Problem description:
Lift every line from the entries that includes the word "name".

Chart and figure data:

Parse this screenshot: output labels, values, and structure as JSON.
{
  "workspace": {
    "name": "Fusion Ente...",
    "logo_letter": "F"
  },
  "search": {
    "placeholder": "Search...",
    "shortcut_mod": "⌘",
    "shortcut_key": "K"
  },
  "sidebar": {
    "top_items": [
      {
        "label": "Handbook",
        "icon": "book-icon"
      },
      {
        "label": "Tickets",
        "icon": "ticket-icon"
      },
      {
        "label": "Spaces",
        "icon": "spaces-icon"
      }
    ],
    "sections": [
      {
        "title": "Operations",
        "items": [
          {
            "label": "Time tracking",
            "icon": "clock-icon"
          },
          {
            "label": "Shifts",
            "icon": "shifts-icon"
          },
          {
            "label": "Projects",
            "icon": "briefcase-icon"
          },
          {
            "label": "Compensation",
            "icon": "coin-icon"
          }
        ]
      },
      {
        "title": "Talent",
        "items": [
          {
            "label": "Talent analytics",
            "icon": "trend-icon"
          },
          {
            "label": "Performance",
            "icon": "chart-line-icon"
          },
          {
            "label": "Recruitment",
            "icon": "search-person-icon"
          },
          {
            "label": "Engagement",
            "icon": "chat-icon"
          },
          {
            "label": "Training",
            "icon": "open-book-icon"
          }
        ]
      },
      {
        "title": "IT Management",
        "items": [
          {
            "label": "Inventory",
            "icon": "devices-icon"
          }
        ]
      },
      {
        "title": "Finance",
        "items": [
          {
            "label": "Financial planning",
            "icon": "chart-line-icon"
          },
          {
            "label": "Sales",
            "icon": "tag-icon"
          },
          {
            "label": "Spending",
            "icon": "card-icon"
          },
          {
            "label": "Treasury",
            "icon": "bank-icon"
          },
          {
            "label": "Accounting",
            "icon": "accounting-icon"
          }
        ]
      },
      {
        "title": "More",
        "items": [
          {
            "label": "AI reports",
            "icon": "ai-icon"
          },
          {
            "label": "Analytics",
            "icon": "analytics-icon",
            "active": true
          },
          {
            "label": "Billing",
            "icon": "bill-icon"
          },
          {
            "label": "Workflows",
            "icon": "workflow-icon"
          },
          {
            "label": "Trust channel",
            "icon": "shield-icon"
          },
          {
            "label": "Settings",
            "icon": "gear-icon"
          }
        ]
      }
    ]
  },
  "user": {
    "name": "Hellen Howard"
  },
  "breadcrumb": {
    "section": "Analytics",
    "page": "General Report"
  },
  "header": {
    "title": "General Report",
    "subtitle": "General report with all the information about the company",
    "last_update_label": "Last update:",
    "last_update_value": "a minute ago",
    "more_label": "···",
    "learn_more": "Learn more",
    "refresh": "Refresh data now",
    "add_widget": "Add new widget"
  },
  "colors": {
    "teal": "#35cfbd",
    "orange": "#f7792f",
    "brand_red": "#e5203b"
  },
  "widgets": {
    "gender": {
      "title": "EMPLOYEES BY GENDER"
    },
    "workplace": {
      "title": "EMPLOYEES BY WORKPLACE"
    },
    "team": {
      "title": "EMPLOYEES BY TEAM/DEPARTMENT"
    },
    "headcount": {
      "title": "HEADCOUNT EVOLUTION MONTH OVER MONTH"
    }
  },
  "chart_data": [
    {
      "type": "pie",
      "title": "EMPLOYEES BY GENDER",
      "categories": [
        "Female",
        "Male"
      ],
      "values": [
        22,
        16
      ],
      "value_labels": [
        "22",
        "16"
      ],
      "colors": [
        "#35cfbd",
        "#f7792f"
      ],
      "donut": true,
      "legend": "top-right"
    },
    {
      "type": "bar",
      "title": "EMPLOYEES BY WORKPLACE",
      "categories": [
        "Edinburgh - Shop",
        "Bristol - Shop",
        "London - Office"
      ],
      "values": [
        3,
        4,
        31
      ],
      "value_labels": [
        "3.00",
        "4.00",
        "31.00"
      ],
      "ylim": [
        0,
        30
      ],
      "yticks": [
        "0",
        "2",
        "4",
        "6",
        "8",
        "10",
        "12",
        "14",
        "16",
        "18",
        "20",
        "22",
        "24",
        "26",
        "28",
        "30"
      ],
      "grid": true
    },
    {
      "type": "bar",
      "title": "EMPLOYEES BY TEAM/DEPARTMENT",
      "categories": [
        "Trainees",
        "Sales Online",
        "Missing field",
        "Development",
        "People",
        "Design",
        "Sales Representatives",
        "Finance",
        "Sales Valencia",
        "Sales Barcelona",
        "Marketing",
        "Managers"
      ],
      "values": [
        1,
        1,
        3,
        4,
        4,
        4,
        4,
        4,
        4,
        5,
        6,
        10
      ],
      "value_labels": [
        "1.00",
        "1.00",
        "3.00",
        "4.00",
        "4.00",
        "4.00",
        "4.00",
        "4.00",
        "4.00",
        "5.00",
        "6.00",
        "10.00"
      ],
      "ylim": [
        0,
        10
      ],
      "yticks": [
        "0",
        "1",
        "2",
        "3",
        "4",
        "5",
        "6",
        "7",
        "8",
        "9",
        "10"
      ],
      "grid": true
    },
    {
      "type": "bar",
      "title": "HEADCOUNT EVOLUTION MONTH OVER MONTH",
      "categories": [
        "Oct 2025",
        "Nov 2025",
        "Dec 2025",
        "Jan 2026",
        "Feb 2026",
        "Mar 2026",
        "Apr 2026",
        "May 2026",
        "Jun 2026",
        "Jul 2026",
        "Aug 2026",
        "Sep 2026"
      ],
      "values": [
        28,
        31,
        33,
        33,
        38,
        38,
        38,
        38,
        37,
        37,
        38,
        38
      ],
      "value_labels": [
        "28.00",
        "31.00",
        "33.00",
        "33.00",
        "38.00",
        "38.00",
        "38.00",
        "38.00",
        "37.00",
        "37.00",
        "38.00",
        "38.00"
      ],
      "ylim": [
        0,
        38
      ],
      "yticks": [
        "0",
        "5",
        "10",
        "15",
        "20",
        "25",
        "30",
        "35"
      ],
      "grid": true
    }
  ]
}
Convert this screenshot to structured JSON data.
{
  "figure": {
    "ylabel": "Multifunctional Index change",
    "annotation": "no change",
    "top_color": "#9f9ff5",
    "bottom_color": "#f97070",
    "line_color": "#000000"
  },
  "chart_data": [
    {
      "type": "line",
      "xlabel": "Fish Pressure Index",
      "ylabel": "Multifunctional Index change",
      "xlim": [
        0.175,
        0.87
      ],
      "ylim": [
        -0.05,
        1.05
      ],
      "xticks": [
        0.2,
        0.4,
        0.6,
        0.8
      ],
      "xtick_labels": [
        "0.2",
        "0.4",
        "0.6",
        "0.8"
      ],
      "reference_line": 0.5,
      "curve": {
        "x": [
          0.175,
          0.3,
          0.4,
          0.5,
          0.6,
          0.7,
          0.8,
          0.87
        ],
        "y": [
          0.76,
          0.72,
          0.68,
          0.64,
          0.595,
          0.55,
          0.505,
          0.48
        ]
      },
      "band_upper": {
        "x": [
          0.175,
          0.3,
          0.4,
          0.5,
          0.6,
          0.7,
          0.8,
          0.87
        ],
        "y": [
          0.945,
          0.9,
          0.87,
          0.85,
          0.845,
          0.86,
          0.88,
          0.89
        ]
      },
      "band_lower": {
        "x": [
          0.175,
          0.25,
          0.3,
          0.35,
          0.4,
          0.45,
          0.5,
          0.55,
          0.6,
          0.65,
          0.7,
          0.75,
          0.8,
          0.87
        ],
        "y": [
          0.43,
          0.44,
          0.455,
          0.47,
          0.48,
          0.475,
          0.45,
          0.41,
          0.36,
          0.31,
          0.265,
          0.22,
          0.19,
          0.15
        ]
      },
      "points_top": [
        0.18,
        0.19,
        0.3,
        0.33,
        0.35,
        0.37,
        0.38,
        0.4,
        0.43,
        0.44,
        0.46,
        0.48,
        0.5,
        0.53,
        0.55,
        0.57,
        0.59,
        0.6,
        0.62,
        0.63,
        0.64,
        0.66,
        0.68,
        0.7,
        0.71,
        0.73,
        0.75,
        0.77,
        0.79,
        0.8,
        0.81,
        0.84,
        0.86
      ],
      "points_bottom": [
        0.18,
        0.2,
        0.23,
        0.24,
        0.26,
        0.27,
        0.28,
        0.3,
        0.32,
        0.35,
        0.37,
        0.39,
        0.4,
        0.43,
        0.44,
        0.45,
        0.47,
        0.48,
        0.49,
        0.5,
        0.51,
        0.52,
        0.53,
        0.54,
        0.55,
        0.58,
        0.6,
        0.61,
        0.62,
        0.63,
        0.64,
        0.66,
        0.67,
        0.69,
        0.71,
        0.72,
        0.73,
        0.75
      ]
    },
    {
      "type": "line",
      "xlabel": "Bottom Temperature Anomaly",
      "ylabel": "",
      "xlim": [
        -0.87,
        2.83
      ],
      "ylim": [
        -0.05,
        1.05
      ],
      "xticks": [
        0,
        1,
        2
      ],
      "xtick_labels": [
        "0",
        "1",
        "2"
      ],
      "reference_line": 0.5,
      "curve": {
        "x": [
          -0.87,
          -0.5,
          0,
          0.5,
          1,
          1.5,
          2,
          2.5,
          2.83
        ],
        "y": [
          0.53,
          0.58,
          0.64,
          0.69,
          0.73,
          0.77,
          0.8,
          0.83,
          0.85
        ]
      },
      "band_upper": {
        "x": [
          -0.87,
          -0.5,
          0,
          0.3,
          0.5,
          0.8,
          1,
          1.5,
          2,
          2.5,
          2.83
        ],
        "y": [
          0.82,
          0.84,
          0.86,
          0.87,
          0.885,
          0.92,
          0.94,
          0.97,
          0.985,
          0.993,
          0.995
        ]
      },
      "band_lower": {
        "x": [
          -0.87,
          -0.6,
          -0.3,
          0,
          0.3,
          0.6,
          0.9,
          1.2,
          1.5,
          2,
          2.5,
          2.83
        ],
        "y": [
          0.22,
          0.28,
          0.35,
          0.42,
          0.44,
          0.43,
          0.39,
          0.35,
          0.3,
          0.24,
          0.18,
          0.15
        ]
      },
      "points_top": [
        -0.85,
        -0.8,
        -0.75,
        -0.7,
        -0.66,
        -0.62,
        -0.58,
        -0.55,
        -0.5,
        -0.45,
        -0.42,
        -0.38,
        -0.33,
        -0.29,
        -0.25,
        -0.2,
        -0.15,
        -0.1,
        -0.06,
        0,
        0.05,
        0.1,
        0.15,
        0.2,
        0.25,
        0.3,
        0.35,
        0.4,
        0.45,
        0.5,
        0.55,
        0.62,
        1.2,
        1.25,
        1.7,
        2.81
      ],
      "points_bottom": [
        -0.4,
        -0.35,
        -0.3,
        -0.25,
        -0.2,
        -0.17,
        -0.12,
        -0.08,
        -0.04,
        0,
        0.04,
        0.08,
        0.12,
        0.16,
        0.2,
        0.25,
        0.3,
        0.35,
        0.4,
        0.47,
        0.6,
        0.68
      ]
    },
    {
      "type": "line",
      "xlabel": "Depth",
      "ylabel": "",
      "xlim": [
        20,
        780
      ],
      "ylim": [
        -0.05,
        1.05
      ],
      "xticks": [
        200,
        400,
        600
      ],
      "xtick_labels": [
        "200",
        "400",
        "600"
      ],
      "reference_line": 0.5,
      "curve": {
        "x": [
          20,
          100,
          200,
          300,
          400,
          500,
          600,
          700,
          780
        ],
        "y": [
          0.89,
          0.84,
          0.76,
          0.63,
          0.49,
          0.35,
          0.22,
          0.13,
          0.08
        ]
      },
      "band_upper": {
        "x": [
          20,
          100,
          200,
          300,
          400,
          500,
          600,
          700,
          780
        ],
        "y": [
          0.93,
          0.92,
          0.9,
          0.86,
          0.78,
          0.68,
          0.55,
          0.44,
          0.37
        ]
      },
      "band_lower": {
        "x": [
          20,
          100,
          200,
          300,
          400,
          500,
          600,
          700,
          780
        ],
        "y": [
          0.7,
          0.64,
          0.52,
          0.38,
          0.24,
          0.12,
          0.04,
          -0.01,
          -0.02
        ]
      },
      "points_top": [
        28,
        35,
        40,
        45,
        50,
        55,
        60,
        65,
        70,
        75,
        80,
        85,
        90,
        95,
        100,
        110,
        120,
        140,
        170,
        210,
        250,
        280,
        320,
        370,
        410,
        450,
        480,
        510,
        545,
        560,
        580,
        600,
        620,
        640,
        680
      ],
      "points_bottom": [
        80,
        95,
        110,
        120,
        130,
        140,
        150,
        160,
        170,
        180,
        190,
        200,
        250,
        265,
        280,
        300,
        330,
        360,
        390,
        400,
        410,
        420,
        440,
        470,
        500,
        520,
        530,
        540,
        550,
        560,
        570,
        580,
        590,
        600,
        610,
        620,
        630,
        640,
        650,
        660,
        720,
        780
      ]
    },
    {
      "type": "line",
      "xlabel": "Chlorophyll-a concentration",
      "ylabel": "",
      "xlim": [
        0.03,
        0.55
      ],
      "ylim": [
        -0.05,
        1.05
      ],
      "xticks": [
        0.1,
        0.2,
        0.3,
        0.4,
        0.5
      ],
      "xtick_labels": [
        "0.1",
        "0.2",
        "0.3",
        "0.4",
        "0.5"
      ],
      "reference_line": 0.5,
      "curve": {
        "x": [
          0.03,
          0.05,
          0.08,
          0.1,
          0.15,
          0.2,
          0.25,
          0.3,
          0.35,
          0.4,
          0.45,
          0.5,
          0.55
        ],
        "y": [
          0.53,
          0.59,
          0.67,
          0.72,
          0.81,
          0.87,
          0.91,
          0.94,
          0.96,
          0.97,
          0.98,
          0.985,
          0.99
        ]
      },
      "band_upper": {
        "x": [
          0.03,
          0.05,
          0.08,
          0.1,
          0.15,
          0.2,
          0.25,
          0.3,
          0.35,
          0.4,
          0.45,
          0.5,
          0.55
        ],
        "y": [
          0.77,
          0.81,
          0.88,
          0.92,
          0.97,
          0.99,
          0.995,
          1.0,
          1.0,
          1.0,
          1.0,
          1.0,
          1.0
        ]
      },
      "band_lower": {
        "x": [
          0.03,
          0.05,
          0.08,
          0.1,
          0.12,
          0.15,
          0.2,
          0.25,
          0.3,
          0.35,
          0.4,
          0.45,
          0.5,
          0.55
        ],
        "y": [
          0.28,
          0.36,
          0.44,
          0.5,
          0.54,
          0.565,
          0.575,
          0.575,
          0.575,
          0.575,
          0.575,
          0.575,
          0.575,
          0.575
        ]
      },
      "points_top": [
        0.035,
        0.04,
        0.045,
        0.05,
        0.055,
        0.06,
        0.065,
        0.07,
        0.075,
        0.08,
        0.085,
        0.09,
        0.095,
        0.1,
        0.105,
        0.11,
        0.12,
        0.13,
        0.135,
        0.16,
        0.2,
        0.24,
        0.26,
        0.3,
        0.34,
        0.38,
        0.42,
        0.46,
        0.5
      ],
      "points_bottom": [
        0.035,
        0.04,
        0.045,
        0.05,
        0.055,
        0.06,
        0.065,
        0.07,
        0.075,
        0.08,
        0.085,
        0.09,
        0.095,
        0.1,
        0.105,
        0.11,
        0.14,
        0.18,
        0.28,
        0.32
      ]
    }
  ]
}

Result of this task:
    "name": "Fusion Ente...",
    "name": "Hellen Howard"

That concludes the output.